# The task:
Reproduce the lines starting with the line with "- button[interactable]: Close: [364, 39, 389, 64]" and going on through the line with "- staticText: m: [315, 748, 330, 768]", substituting "History" for "Recents" and leaving everything else unchanged.

# Information supplied:
|---|

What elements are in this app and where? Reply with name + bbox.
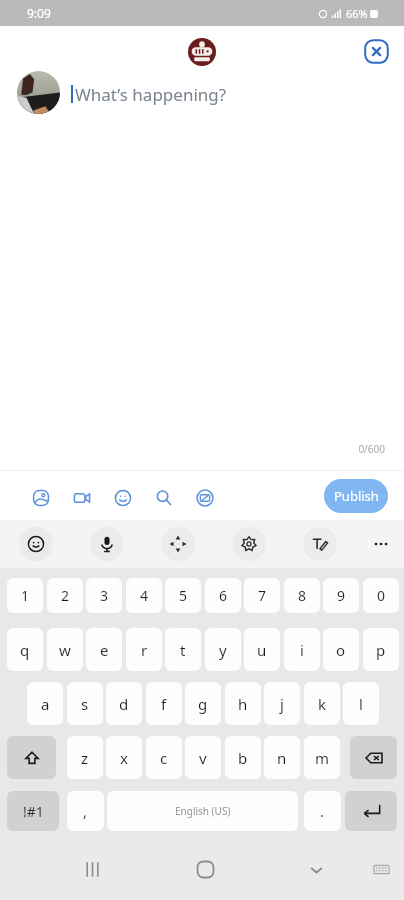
- button[interactable]: Close: [364, 39, 389, 64]
- button[interactable]: Symbols: [7, 791, 59, 831]
- staticText: r: [141, 640, 148, 660]
- button[interactable]: Recents: [72, 849, 112, 889]
- button[interactable]: b: [225, 736, 261, 779]
- staticText: s: [81, 694, 89, 714]
- staticText: Publish: [334, 487, 379, 505]
- staticText: m: [315, 748, 330, 768]
- button[interactable]: q: [7, 628, 43, 671]
- button[interactable]: Emoji: [114, 489, 132, 507]
- staticText: o: [336, 640, 346, 660]
- staticText: b: [238, 748, 248, 768]
- staticText: 4: [140, 586, 149, 605]
- staticText: 1: [21, 586, 30, 605]
- staticText: 0/600: [0, 442, 385, 456]
- button[interactable]: v: [185, 736, 221, 779]
- button[interactable]: n: [264, 736, 300, 779]
- staticText: j: [280, 694, 284, 714]
- button[interactable]: Move cursor: [161, 527, 195, 561]
- staticText: q: [20, 640, 30, 660]
- staticText: 0: [377, 586, 386, 605]
- staticText: i: [300, 640, 304, 660]
- staticText: 7: [258, 586, 267, 605]
- staticText: .: [320, 801, 325, 821]
- button[interactable]: x: [106, 736, 142, 779]
- staticText: p: [376, 640, 386, 660]
- staticText: x: [120, 748, 128, 768]
- button[interactable]: Publish: [324, 479, 388, 513]
- button[interactable]: 9: [323, 578, 359, 613]
- button[interactable]: 7: [244, 578, 280, 613]
- button[interactable]: f: [146, 682, 182, 725]
- button[interactable]: Home: [185, 849, 225, 889]
- staticText: 8: [298, 586, 307, 605]
- button[interactable]: 8: [284, 578, 320, 613]
- staticText: 5: [179, 586, 188, 605]
- button[interactable]: a: [27, 682, 63, 725]
- button[interactable]: i: [284, 628, 320, 671]
- staticText: What’s happening?: [75, 83, 227, 106]
- button[interactable]: w: [47, 628, 83, 671]
- staticText: t: [180, 640, 186, 660]
- staticText: c: [160, 748, 168, 768]
- button[interactable]: 3: [86, 578, 122, 613]
- button[interactable]: Shift: [7, 736, 56, 779]
- button[interactable]: r: [126, 628, 162, 671]
- button[interactable]: More: [364, 527, 398, 561]
- button[interactable]: 5: [165, 578, 201, 613]
- button[interactable]: Space: [107, 791, 298, 831]
- staticText: y: [219, 640, 227, 660]
- button[interactable]: 2: [47, 578, 83, 613]
- button[interactable]: p: [363, 628, 399, 671]
- staticText: h: [238, 694, 248, 714]
- button[interactable]: j: [264, 682, 300, 725]
- button[interactable]: Search: [155, 489, 173, 507]
- staticText: z: [81, 748, 89, 768]
- button[interactable]: o: [323, 628, 359, 671]
- staticText: f: [161, 694, 167, 714]
- button[interactable]: u: [244, 628, 280, 671]
- staticText: l: [359, 694, 363, 714]
- button[interactable]: Voice input: [90, 527, 124, 561]
- button[interactable]: Enter: [345, 791, 397, 831]
- button[interactable]: k: [304, 682, 340, 725]
- button[interactable]: e: [86, 628, 122, 671]
- button[interactable]: s: [67, 682, 103, 725]
- button[interactable]: 0: [363, 578, 399, 613]
- staticText: 2: [61, 586, 70, 605]
- staticText: 6: [219, 586, 228, 605]
- button[interactable]: .: [304, 791, 341, 831]
- button[interactable]: Switch keyboard: [361, 849, 401, 889]
- button[interactable]: t: [165, 628, 201, 671]
- staticText: w: [59, 640, 71, 660]
- button[interactable]: Emoji: [19, 527, 53, 561]
- button[interactable]: h: [225, 682, 261, 725]
- staticText: ,: [83, 801, 88, 821]
- button[interactable]: Handwriting: [303, 527, 337, 561]
- staticText: 9: [337, 586, 346, 605]
- button[interactable]: 1: [7, 578, 43, 613]
- button[interactable]: 4: [126, 578, 162, 613]
- button[interactable]: c: [146, 736, 182, 779]
- button[interactable]: g: [185, 682, 221, 725]
- staticText: n: [277, 748, 287, 768]
- button[interactable]: z: [67, 736, 103, 779]
- button[interactable]: l: [343, 682, 379, 725]
- button[interactable]: Backspace: [350, 736, 397, 779]
- button[interactable]: ,: [67, 791, 104, 831]
- button[interactable]: y: [205, 628, 241, 671]
- staticText: 9:09: [27, 5, 51, 21]
- button[interactable]: Video: [73, 489, 91, 507]
- button[interactable]: d: [106, 682, 142, 725]
- staticText: 3: [100, 586, 109, 605]
- button[interactable]: 6: [205, 578, 241, 613]
- button[interactable]: Hide keyboard: [296, 849, 336, 889]
- staticText: k: [318, 694, 327, 714]
- staticText: !#1: [23, 802, 44, 821]
- staticText: d: [119, 694, 129, 714]
- button[interactable]: m: [304, 736, 340, 779]
- button[interactable]: Photo: [32, 489, 50, 507]
- button[interactable]: Keyboard settings: [232, 527, 266, 561]
- staticText: 66%: [346, 6, 368, 21]
- staticText: u: [257, 640, 267, 660]
- button[interactable]: GIF: [196, 489, 214, 507]
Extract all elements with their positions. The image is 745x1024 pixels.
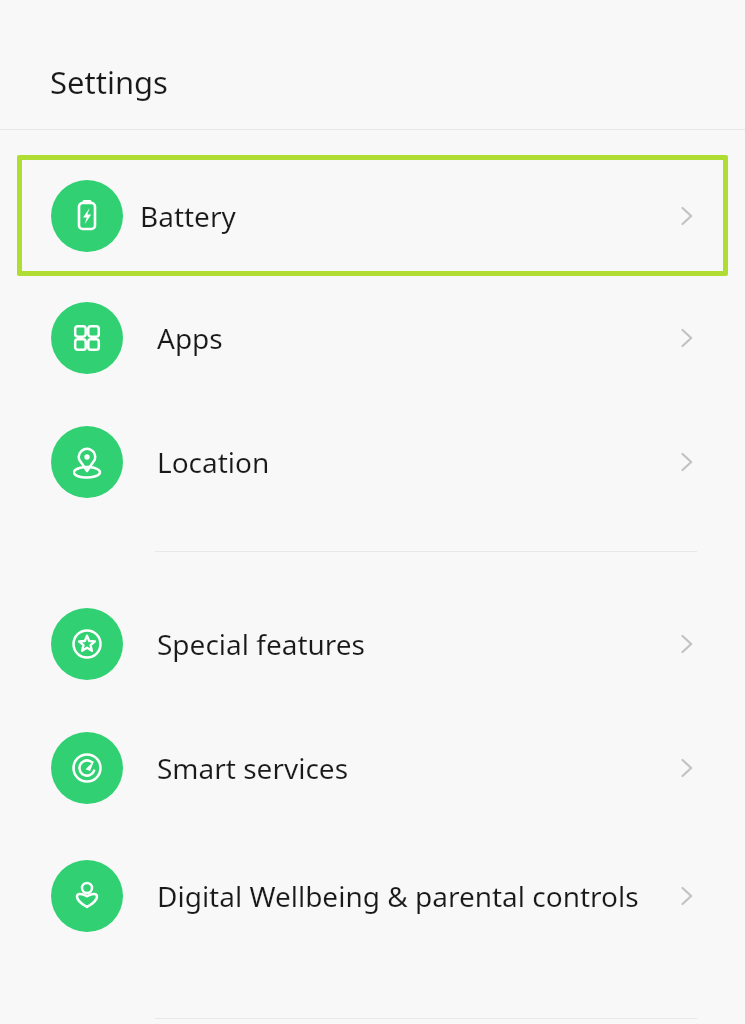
button[interactable]: Special features (0, 582, 745, 706)
button[interactable]: Digital Wellbeing & parental controls (0, 830, 745, 961)
staticText: Battery (140, 197, 649, 235)
staticText: Digital Wellbeing & parental controls (157, 877, 649, 915)
staticText: Smart services (157, 749, 649, 787)
button[interactable]: Location (0, 400, 745, 524)
staticText: Apps (157, 319, 649, 357)
staticText: Special features (157, 625, 649, 663)
staticText: Location (157, 443, 649, 481)
staticText: Settings (50, 61, 168, 103)
button[interactable]: Battery (17, 155, 728, 276)
button[interactable]: Smart services (0, 706, 745, 830)
button[interactable]: Apps (0, 276, 745, 400)
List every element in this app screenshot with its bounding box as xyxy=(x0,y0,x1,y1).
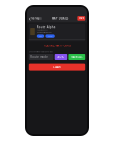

|---|

# Result:
- button[interactable]: Close: [364, 39, 389, 64]
- button[interactable]: Symbols: [7, 791, 59, 831]
- staticText: r: [141, 640, 148, 660]
- button[interactable]: History: [72, 849, 112, 889]
- button[interactable]: b: [225, 736, 261, 779]
- staticText: s: [81, 694, 89, 714]
- staticText: Publish: [334, 487, 379, 505]
- staticText: m: [315, 748, 330, 768]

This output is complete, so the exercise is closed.